◆ **Task instructions**
Find every line containing the word "多様な働き方" and report the count, nothing more.
• • • •
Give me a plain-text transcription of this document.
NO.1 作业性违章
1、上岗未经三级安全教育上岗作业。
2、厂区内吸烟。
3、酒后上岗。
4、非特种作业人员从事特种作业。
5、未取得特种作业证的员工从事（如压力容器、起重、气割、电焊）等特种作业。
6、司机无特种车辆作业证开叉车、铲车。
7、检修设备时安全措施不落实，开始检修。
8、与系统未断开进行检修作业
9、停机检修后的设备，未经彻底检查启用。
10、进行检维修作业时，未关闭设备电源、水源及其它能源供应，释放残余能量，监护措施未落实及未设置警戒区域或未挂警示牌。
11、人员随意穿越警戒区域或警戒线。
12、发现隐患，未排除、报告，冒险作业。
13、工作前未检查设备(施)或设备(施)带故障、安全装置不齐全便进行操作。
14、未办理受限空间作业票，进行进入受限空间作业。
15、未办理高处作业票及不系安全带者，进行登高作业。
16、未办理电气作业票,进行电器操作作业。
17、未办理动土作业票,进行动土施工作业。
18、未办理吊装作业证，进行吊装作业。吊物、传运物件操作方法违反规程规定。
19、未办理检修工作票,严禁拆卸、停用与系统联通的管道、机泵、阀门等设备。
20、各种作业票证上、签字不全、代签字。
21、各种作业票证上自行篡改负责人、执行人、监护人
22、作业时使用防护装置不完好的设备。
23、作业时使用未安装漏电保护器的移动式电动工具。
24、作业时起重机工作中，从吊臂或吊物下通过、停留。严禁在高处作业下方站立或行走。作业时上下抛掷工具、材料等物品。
• • • •
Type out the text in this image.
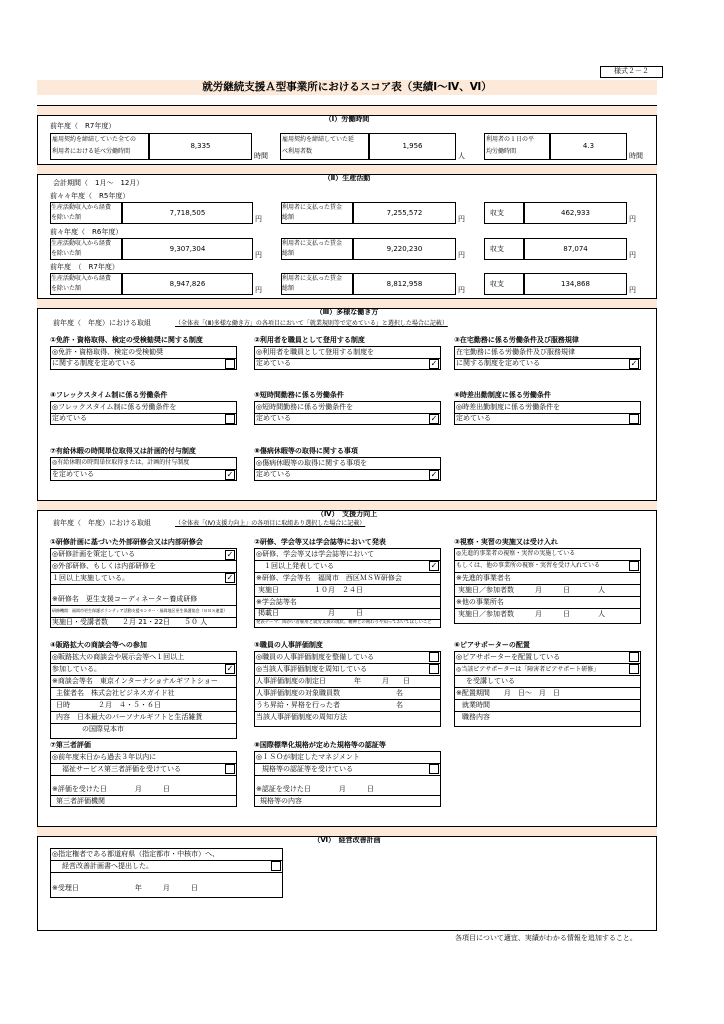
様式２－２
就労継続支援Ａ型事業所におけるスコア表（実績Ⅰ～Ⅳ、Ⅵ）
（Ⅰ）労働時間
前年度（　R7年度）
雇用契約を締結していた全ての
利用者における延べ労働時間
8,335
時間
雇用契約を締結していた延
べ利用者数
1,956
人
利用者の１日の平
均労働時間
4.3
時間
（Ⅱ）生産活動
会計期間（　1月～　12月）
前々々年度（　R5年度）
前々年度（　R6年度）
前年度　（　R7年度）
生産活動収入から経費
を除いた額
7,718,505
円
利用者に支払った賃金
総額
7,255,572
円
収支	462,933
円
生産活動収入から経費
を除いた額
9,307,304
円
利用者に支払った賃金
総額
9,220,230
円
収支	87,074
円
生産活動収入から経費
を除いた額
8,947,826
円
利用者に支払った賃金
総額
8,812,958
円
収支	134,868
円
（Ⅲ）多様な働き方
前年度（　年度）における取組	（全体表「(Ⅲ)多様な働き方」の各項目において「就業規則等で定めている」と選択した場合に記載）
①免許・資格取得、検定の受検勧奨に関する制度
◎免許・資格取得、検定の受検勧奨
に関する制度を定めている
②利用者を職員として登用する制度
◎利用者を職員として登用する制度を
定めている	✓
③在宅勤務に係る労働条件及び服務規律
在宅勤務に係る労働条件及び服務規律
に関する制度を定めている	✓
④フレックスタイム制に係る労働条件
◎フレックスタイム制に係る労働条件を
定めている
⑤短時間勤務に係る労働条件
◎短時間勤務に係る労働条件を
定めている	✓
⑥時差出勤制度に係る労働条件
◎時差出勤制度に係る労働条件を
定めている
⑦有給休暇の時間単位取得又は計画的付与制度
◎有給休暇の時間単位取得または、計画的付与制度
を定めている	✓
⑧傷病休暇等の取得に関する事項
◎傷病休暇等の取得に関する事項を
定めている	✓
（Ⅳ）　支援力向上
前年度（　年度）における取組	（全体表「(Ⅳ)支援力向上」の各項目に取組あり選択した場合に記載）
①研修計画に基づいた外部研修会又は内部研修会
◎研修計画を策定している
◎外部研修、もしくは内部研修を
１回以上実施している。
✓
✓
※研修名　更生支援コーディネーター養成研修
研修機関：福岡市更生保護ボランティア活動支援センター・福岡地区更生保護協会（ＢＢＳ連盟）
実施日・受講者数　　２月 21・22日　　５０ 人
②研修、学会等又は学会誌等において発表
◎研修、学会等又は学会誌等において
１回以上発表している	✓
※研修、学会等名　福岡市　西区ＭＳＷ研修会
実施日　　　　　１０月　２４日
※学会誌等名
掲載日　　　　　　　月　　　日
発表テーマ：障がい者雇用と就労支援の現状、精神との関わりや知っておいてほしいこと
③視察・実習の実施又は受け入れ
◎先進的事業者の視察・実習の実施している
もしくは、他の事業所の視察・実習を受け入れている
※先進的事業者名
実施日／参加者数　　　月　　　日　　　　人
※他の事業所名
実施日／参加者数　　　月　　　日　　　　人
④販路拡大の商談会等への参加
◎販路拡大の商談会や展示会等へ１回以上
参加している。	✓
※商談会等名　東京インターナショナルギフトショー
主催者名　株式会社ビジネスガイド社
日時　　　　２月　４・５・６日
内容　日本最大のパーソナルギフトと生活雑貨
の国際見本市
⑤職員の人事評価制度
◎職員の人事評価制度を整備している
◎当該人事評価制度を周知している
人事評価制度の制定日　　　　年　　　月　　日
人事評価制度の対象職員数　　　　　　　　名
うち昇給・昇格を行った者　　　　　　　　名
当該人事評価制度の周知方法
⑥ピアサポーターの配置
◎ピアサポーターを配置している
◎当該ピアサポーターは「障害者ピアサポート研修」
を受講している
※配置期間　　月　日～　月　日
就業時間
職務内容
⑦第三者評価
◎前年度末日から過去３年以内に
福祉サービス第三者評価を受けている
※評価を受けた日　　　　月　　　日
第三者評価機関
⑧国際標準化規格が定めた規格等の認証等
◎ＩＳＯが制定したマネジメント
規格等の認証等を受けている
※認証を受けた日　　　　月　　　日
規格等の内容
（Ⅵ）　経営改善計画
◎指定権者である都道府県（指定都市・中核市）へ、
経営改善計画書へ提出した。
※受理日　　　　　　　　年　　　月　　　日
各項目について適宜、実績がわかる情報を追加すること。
• • • •
◆ **Result of the task**
2